### [Task brief]
Scan the lines and state how many carry "label". Leave out everything but the number.

** START Exercise data **

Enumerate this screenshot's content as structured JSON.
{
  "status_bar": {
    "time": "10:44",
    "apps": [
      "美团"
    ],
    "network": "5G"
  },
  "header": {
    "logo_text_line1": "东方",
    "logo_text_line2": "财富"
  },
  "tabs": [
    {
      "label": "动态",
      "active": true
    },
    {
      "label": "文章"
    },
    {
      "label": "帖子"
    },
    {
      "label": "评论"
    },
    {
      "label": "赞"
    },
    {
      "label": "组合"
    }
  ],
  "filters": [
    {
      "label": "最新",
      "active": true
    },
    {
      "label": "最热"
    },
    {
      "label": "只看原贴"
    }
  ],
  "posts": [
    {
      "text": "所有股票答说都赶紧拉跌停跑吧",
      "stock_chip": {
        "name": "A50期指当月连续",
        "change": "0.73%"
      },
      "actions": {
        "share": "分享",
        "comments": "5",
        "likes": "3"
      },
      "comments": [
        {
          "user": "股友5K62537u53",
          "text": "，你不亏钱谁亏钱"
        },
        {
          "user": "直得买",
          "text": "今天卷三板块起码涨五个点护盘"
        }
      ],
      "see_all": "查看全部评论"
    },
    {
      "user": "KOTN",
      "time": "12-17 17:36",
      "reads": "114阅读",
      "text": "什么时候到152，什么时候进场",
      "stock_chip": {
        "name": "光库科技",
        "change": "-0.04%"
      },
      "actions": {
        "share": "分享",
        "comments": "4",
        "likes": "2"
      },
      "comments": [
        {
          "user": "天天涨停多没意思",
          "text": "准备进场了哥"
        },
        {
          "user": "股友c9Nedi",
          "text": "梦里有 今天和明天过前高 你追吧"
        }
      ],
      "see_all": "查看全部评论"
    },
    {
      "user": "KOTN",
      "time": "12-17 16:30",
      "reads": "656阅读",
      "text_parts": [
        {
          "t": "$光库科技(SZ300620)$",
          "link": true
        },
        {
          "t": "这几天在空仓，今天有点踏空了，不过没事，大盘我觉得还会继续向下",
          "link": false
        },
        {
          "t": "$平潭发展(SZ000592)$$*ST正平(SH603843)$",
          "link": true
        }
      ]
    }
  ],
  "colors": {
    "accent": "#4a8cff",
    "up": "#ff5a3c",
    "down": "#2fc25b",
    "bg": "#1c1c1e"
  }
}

** END Exercise data **

### [Response to the exercise]
9